• To do
Reproduce the rows below, swapping every "x-tick-label" for "x-axis-tick" and leaving everything else untouched.

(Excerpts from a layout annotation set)

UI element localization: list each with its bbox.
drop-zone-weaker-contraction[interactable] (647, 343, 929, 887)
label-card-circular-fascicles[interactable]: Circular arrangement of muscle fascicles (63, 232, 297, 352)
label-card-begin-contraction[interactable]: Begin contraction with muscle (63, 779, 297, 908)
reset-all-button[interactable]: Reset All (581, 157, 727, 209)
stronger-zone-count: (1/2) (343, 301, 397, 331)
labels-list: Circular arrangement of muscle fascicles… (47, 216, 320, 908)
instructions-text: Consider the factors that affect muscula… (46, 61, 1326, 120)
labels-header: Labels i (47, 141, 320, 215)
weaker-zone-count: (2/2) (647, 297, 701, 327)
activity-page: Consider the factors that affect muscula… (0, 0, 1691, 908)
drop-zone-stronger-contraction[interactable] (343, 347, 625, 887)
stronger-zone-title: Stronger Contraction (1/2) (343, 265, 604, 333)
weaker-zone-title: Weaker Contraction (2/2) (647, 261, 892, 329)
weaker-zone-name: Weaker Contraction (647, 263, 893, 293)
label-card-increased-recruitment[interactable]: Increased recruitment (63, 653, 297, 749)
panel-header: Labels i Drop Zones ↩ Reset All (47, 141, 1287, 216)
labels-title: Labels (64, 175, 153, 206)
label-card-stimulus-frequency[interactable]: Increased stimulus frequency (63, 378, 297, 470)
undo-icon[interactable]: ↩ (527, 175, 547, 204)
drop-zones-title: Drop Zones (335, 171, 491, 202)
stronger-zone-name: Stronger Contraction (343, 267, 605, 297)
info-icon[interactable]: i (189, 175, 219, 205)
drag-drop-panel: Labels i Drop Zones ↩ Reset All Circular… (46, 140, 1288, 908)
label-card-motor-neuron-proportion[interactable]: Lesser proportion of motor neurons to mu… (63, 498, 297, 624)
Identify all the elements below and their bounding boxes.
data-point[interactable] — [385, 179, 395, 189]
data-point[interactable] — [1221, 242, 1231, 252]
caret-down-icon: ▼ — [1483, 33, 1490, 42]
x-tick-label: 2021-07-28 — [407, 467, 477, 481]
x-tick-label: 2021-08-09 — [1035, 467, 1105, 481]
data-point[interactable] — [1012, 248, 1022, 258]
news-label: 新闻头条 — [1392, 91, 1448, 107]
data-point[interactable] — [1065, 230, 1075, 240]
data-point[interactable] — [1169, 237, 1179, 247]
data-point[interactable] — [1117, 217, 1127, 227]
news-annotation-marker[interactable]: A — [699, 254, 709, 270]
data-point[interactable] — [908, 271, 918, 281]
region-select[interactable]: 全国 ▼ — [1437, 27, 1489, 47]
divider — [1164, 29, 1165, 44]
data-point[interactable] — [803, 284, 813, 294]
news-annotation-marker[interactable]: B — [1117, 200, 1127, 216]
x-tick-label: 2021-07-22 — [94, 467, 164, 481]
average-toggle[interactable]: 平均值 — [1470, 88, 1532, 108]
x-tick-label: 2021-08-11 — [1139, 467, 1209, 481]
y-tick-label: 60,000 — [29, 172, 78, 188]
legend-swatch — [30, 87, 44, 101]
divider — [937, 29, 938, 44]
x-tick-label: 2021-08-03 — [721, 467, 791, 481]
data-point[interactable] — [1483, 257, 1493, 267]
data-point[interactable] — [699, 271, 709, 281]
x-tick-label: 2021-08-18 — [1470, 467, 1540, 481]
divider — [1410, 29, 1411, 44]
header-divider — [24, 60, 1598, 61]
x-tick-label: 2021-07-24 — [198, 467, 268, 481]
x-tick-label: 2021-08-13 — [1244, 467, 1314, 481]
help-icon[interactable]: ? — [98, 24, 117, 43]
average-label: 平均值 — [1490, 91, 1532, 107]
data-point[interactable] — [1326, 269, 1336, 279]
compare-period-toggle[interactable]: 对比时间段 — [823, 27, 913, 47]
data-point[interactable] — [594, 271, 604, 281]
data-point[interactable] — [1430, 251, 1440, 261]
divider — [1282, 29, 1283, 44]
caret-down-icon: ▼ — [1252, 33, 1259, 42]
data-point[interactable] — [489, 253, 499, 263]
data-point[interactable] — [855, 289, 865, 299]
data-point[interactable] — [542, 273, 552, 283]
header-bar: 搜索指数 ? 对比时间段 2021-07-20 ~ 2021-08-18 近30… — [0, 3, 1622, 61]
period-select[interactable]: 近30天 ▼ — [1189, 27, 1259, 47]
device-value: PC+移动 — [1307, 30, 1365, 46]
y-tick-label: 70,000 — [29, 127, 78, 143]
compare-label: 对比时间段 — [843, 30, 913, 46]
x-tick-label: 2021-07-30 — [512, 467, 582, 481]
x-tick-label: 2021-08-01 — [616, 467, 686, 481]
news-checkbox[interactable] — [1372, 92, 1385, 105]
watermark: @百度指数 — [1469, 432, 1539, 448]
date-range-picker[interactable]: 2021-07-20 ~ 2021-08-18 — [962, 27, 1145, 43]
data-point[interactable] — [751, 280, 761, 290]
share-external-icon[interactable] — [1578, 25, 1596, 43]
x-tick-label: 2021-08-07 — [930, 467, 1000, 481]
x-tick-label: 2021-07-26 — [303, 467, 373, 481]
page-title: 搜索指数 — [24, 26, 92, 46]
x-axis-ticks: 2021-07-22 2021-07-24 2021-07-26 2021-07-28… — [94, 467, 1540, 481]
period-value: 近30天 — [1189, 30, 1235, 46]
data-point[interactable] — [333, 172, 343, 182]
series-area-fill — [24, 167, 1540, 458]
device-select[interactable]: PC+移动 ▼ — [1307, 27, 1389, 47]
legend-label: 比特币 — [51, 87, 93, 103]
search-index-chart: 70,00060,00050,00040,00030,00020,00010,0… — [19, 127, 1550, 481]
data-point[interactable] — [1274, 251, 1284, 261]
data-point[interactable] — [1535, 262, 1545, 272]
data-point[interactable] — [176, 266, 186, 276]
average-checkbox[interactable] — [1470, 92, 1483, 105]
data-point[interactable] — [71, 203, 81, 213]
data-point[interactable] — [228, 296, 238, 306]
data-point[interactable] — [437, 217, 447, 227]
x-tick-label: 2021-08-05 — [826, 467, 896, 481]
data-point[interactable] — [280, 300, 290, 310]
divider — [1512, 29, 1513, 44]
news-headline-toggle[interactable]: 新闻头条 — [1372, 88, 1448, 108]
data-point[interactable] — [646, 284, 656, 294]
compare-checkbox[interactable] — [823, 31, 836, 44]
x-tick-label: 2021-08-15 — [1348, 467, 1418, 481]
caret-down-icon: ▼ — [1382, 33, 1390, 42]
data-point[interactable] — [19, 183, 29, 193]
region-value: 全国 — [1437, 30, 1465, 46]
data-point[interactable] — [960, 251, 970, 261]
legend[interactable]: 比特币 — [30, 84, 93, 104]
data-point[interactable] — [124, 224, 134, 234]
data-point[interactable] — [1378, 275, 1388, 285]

• Result for this exercise
UI element localization: list each with its bbox.
drop-zone-weaker-contraction[interactable] (647, 343, 929, 887)
label-card-circular-fascicles[interactable]: Circular arrangement of muscle fascicles (63, 232, 297, 352)
label-card-begin-contraction[interactable]: Begin contraction with muscle (63, 779, 297, 908)
reset-all-button[interactable]: Reset All (581, 157, 727, 209)
stronger-zone-count: (1/2) (343, 301, 397, 331)
labels-list: Circular arrangement of muscle fascicles… (47, 216, 320, 908)
instructions-text: Consider the factors that affect muscula… (46, 61, 1326, 120)
labels-header: Labels i (47, 141, 320, 215)
weaker-zone-count: (2/2) (647, 297, 701, 327)
activity-page: Consider the factors that affect muscula… (0, 0, 1691, 908)
drop-zone-stronger-contraction[interactable] (343, 347, 625, 887)
stronger-zone-title: Stronger Contraction (1/2) (343, 265, 604, 333)
weaker-zone-title: Weaker Contraction (2/2) (647, 261, 892, 329)
weaker-zone-name: Weaker Contraction (647, 263, 893, 293)
label-card-increased-recruitment[interactable]: Increased recruitment (63, 653, 297, 749)
panel-header: Labels i Drop Zones ↩ Reset All (47, 141, 1287, 216)
labels-title: Labels (64, 175, 153, 206)
label-card-stimulus-frequency[interactable]: Increased stimulus frequency (63, 378, 297, 470)
undo-icon[interactable]: ↩ (527, 175, 547, 204)
drop-zones-title: Drop Zones (335, 171, 491, 202)
stronger-zone-name: Stronger Contraction (343, 267, 605, 297)
info-icon[interactable]: i (189, 175, 219, 205)
drag-drop-panel: Labels i Drop Zones ↩ Reset All Circular… (46, 140, 1288, 908)
label-card-motor-neuron-proportion[interactable]: Lesser proportion of motor neurons to mu… (63, 498, 297, 624)
Identify all the elements below and their bounding boxes.
data-point[interactable] — [385, 179, 395, 189]
data-point[interactable] — [1221, 242, 1231, 252]
caret-down-icon: ▼ — [1483, 33, 1490, 42]
x-axis-tick: 2021-07-28 — [407, 467, 477, 481]
x-axis-tick: 2021-08-09 — [1035, 467, 1105, 481]
data-point[interactable] — [1012, 248, 1022, 258]
news-label: 新闻头条 — [1392, 91, 1448, 107]
data-point[interactable] — [1065, 230, 1075, 240]
data-point[interactable] — [1169, 237, 1179, 247]
data-point[interactable] — [1117, 217, 1127, 227]
news-annotation-marker[interactable]: A — [699, 254, 709, 270]
data-point[interactable] — [908, 271, 918, 281]
region-select[interactable]: 全国 ▼ — [1437, 27, 1489, 47]
divider — [1164, 29, 1165, 44]
data-point[interactable] — [803, 284, 813, 294]
news-annotation-marker[interactable]: B — [1117, 200, 1127, 216]
x-axis-tick: 2021-07-22 — [94, 467, 164, 481]
average-toggle[interactable]: 平均值 — [1470, 88, 1532, 108]
x-axis-tick: 2021-08-11 — [1139, 467, 1209, 481]
y-tick-label: 60,000 — [29, 172, 78, 188]
legend-swatch — [30, 87, 44, 101]
divider — [937, 29, 938, 44]
x-axis-tick: 2021-08-03 — [721, 467, 791, 481]
data-point[interactable] — [1483, 257, 1493, 267]
data-point[interactable] — [699, 271, 709, 281]
x-axis-tick: 2021-08-18 — [1470, 467, 1540, 481]
divider — [1410, 29, 1411, 44]
header-divider — [24, 60, 1598, 61]
x-axis-tick: 2021-07-24 — [198, 467, 268, 481]
x-axis-tick: 2021-08-13 — [1244, 467, 1314, 481]
help-icon[interactable]: ? — [98, 24, 117, 43]
average-label: 平均值 — [1490, 91, 1532, 107]
data-point[interactable] — [1326, 269, 1336, 279]
compare-period-toggle[interactable]: 对比时间段 — [823, 27, 913, 47]
data-point[interactable] — [594, 271, 604, 281]
data-point[interactable] — [1430, 251, 1440, 261]
divider — [1282, 29, 1283, 44]
caret-down-icon: ▼ — [1252, 33, 1259, 42]
data-point[interactable] — [489, 253, 499, 263]
data-point[interactable] — [855, 289, 865, 299]
data-point[interactable] — [542, 273, 552, 283]
header-bar: 搜索指数 ? 对比时间段 2021-07-20 ~ 2021-08-18 近30… — [0, 3, 1622, 61]
period-select[interactable]: 近30天 ▼ — [1189, 27, 1259, 47]
device-value: PC+移动 — [1307, 30, 1365, 46]
y-tick-label: 70,000 — [29, 127, 78, 143]
compare-label: 对比时间段 — [843, 30, 913, 46]
x-axis-tick: 2021-07-30 — [512, 467, 582, 481]
x-axis-tick: 2021-08-01 — [616, 467, 686, 481]
news-checkbox[interactable] — [1372, 92, 1385, 105]
watermark: @百度指数 — [1469, 432, 1539, 448]
date-range-picker[interactable]: 2021-07-20 ~ 2021-08-18 — [962, 27, 1145, 43]
data-point[interactable] — [751, 280, 761, 290]
share-external-icon[interactable] — [1578, 25, 1596, 43]
x-axis-tick: 2021-08-07 — [930, 467, 1000, 481]
x-axis-tick: 2021-07-26 — [303, 467, 373, 481]
page-title: 搜索指数 — [24, 26, 92, 46]
x-axis-ticks: 2021-07-22 2021-07-24 2021-07-26 2021-07-28… — [94, 467, 1540, 481]
period-value: 近30天 — [1189, 30, 1235, 46]
data-point[interactable] — [333, 172, 343, 182]
series-area-fill — [24, 167, 1540, 458]
device-select[interactable]: PC+移动 ▼ — [1307, 27, 1389, 47]
legend-label: 比特币 — [51, 87, 93, 103]
search-index-chart: 70,00060,00050,00040,00030,00020,00010,0… — [19, 127, 1550, 481]
data-point[interactable] — [1274, 251, 1284, 261]
data-point[interactable] — [1535, 262, 1545, 272]
data-point[interactable] — [176, 266, 186, 276]
average-checkbox[interactable] — [1470, 92, 1483, 105]
data-point[interactable] — [71, 203, 81, 213]
data-point[interactable] — [228, 296, 238, 306]
data-point[interactable] — [437, 217, 447, 227]
x-axis-tick: 2021-08-05 — [826, 467, 896, 481]
data-point[interactable] — [280, 300, 290, 310]
divider — [1512, 29, 1513, 44]
news-headline-toggle[interactable]: 新闻头条 — [1372, 88, 1448, 108]
data-point[interactable] — [646, 284, 656, 294]
compare-checkbox[interactable] — [823, 31, 836, 44]
x-axis-tick: 2021-08-15 — [1348, 467, 1418, 481]
caret-down-icon: ▼ — [1382, 33, 1390, 42]
data-point[interactable] — [19, 183, 29, 193]
region-value: 全国 — [1437, 30, 1465, 46]
data-point[interactable] — [960, 251, 970, 261]
legend[interactable]: 比特币 — [30, 84, 93, 104]
data-point[interactable] — [124, 224, 134, 234]
data-point[interactable] — [1378, 275, 1388, 285]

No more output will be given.